Activity 1
Say whether each statement agrees with the nurse residency post below, answering yes or no and quoting the words from the post that decide it. (a) Shirley Sampson coordinates the Nurse Residency Program at Stanford Health Care. (b) The post says nursing school fully prepares new nurses to handle a large number of patients. (c) Time management is named as one challenge new nurses face.
Activity 2
Output the part of the nurse residency post below starting at "HealthStream Living Labs: Talking" and ending at "to PX Advisor.".
Activity 3
List every credential that follows Shirley Sampson's name in the nurse residency post below.

Passage shown
######

HealthStream Living Labs: Talking About Nurse Residency Pathways
April 21, 2016
In this issue of the PX Advisor we focus squarely on nursing, on human resources and training challenges, in light of the changing healthcare environment. This post excerpts a Q&A with Shirley Sampson DNP, MA, RN, RN-BC, NEA-BC, Coordinator of the Nurse Residency Program at Stanford Health Care, about the theory and practice involved in the Nurse Residency Pathway, as well as about her experiences leading several cohorts of new nurses through the program. Subscribe to PX Advisor.
What are the challenges faced by new nursing graduates as they enter the workforce?
The reality of the workplace is light years apart from what new nurses experience in school. The learning gained in nursing school doesn’t always prepare these new nurses for practicing and for handling a large number of patients. Challenges include having the emotional intelligence to care for the complex patient that we face nowadays, time management, and possessing the right clinical skills, just to name a few.
How long is the nurse residency pathway you recommend?

######

Exercise data

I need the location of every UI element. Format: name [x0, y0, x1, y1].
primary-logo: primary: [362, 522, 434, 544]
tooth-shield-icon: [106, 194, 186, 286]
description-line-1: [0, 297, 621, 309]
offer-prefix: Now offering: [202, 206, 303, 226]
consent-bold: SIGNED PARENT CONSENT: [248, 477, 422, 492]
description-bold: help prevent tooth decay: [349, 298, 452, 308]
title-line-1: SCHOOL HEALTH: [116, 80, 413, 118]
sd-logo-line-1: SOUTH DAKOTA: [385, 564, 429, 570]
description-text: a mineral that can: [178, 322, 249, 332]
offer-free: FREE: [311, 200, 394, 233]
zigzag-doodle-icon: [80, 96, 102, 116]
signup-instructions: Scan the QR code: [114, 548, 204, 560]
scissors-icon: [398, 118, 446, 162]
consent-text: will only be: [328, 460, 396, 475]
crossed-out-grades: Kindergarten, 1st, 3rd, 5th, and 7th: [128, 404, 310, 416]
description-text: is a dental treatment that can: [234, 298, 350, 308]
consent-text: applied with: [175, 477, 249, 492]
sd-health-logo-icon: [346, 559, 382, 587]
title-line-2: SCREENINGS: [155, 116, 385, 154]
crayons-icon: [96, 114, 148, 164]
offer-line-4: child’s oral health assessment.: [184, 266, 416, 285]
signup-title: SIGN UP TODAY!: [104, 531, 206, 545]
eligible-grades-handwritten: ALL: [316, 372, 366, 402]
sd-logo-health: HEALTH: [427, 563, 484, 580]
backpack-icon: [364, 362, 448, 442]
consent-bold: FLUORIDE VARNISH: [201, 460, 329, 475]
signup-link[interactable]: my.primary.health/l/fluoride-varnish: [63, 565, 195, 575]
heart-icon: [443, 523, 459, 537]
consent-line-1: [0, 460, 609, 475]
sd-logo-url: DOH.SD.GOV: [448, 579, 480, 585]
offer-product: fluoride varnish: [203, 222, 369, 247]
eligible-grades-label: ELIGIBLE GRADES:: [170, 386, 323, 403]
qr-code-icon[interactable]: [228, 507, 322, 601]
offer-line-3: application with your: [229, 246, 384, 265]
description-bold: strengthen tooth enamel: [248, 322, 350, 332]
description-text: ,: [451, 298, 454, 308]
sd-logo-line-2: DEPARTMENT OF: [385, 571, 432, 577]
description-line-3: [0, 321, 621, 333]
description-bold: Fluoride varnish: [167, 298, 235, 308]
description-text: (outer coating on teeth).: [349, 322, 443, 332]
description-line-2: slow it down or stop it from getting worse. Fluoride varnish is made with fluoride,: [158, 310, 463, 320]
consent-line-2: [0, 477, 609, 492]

######

Answer 1
(a) Yes: "Coordinator of the Nurse Residency Program at Stanford Health Care"
(b) No: "The learning gained in nursing school doesn’t always prepare these new nurses for practicing and for handling a large number of patients."
(c) Yes: "Challenges include having the emotional intelligence to care for the complex patient that we face nowadays, time management, and possessing the right clinical skills"

Answer 2
HealthStream Living Labs: Talking About Nurse Residency Pathways
April 21, 2016
In this issue of the PX Advisor we focus squarely on nursing, on human resources and training challenges, in light of the changing healthcare environment. This post excerpts a Q&A with Shirley Sampson DNP, MA, RN, RN-BC, NEA-BC, Coordinator of the Nurse Residency Program at Stanford Health Care, about the theory and practice involved in the Nurse Residency Pathway, as well as about her experiences leading several cohorts of new nurses through the program. Subscribe to PX Advisor.

Answer 3
DNP
MA
RN
RN-BC
NEA-BC